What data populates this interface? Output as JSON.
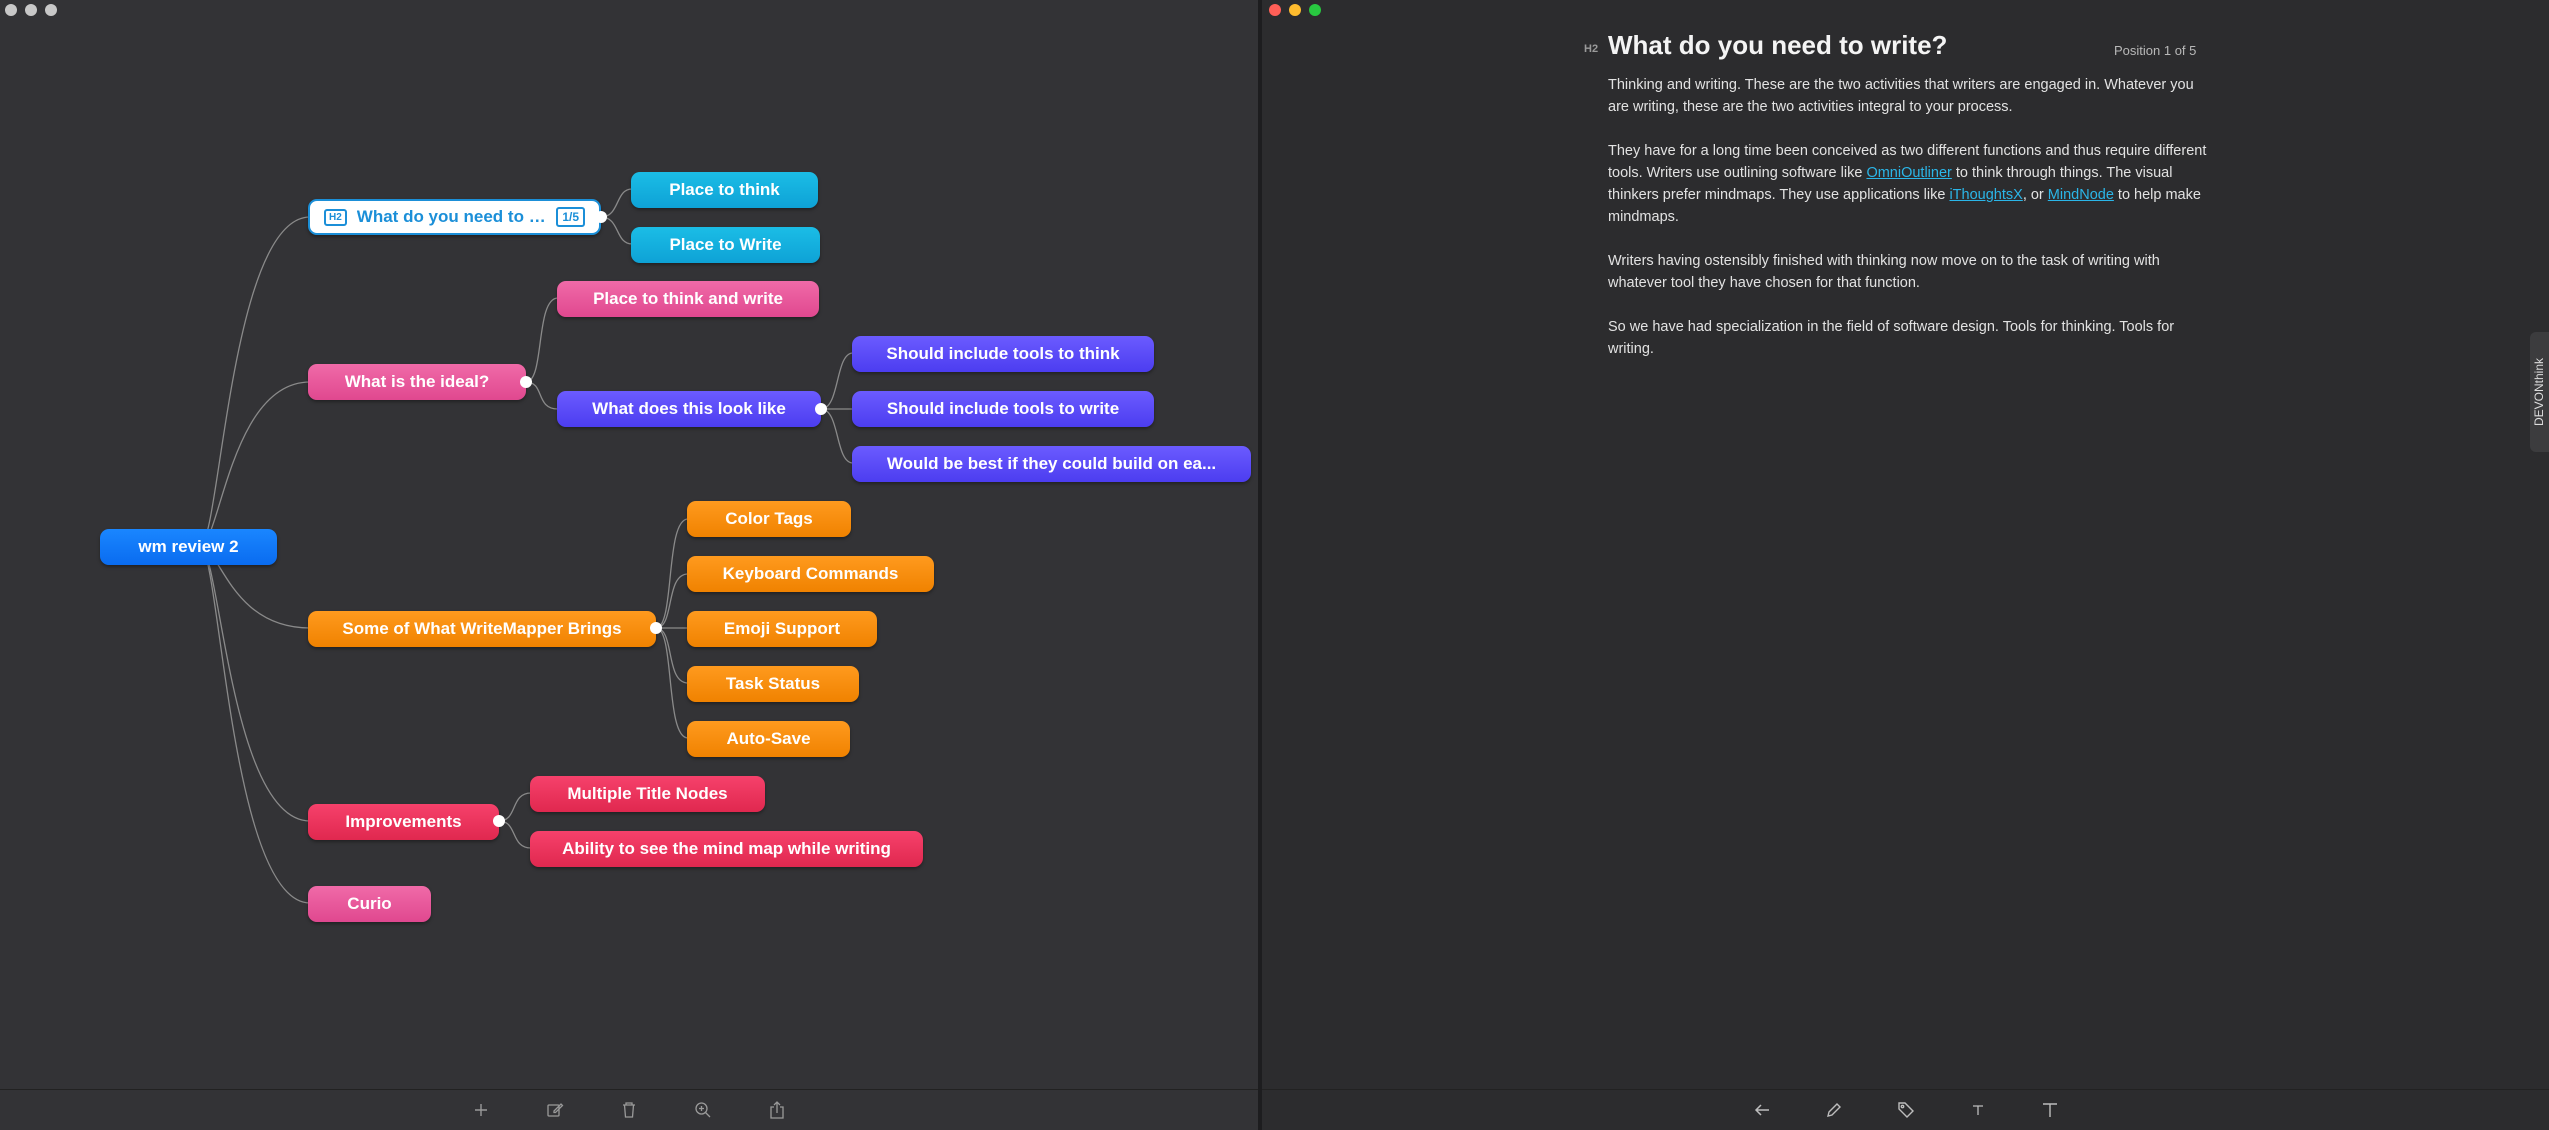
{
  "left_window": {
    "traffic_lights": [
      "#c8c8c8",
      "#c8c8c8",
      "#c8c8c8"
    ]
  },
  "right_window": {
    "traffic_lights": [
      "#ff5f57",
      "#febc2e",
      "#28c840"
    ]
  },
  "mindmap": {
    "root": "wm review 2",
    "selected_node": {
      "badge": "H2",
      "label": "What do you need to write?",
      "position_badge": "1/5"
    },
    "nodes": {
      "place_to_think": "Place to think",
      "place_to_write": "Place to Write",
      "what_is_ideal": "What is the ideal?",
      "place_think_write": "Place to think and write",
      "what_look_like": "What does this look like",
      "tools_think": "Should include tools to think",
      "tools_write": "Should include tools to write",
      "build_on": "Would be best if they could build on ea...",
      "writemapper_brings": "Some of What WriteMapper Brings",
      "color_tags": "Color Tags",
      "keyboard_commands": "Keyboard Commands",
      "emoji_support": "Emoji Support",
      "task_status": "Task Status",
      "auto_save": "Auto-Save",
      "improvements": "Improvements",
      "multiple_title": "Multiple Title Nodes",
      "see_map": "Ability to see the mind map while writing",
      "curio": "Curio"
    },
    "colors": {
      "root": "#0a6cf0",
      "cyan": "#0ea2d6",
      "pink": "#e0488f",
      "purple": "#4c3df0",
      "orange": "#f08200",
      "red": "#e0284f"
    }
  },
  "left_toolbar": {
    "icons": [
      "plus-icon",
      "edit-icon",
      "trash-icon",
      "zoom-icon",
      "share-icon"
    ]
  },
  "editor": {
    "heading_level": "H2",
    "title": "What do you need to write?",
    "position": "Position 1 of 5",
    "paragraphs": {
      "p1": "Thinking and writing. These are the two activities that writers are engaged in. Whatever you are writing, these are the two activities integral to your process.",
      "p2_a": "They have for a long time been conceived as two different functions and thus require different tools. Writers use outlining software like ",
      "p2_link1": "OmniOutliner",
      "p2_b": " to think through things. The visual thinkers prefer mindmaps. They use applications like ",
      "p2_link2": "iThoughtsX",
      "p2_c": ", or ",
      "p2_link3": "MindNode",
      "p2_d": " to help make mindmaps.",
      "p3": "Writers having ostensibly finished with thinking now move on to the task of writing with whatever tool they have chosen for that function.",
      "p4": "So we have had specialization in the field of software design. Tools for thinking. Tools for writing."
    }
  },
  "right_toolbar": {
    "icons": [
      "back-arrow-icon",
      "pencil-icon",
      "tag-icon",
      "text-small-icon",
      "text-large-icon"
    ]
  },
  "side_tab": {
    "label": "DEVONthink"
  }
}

What is asked:
Leave out the pictures and reproduce the rest of the listing exactly.

Solution to this problem:
What data populates this interface? Output as JSON.
{
  "left_window": {
    "traffic_lights": [
      "#c8c8c8",
      "#c8c8c8",
      "#c8c8c8"
    ]
  },
  "right_window": {
    "traffic_lights": [
      "#ff5f57",
      "#febc2e",
      "#28c840"
    ]
  },
  "mindmap": {
    "root": "wm review 2",
    "selected_node": {
      "badge": "H2",
      "label": "What do you need to write?",
      "position_badge": "1/5"
    },
    "nodes": {
      "place_to_think": "Place to think",
      "place_to_write": "Place to Write",
      "what_is_ideal": "What is the ideal?",
      "place_think_write": "Place to think and write",
      "what_look_like": "What does this look like",
      "tools_think": "Should include tools to think",
      "tools_write": "Should include tools to write",
      "build_on": "Would be best if they could build on ea...",
      "writemapper_brings": "Some of What WriteMapper Brings",
      "color_tags": "Color Tags",
      "keyboard_commands": "Keyboard Commands",
      "emoji_support": "Emoji Support",
      "task_status": "Task Status",
      "auto_save": "Auto-Save",
      "improvements": "Improvements",
      "multiple_title": "Multiple Title Nodes",
      "see_map": "Ability to see the mind map while writing",
      "curio": "Curio"
    },
    "colors": {
      "root": "#0a6cf0",
      "cyan": "#0ea2d6",
      "pink": "#e0488f",
      "purple": "#4c3df0",
      "orange": "#f08200",
      "red": "#e0284f"
    }
  },
  "left_toolbar": {
    "icons": [
      "plus-icon",
      "edit-icon",
      "trash-icon",
      "zoom-icon",
      "share-icon"
    ]
  },
  "editor": {
    "heading_level": "H2",
    "title": "What do you need to write?",
    "position": "Position 1 of 5",
    "paragraphs": {
      "p1": "Thinking and writing. These are the two activities that writers are engaged in. Whatever you are writing, these are the two activities integral to your process.",
      "p2_a": "They have for a long time been conceived as two different functions and thus require different tools. Writers use outlining software like ",
      "p2_link1": "OmniOutliner",
      "p2_b": " to think through things. The visual thinkers prefer mindmaps. They use applications like ",
      "p2_link2": "iThoughtsX",
      "p2_c": ", or ",
      "p2_link3": "MindNode",
      "p2_d": " to help make mindmaps.",
      "p3": "Writers having ostensibly finished with thinking now move on to the task of writing with whatever tool they have chosen for that function.",
      "p4": "So we have had specialization in the field of software design. Tools for thinking. Tools for writing."
    }
  },
  "right_toolbar": {
    "icons": [
      "back-arrow-icon",
      "pencil-icon",
      "tag-icon",
      "text-small-icon",
      "text-large-icon"
    ]
  },
  "side_tab": {
    "label": "DEVONthink"
  }
}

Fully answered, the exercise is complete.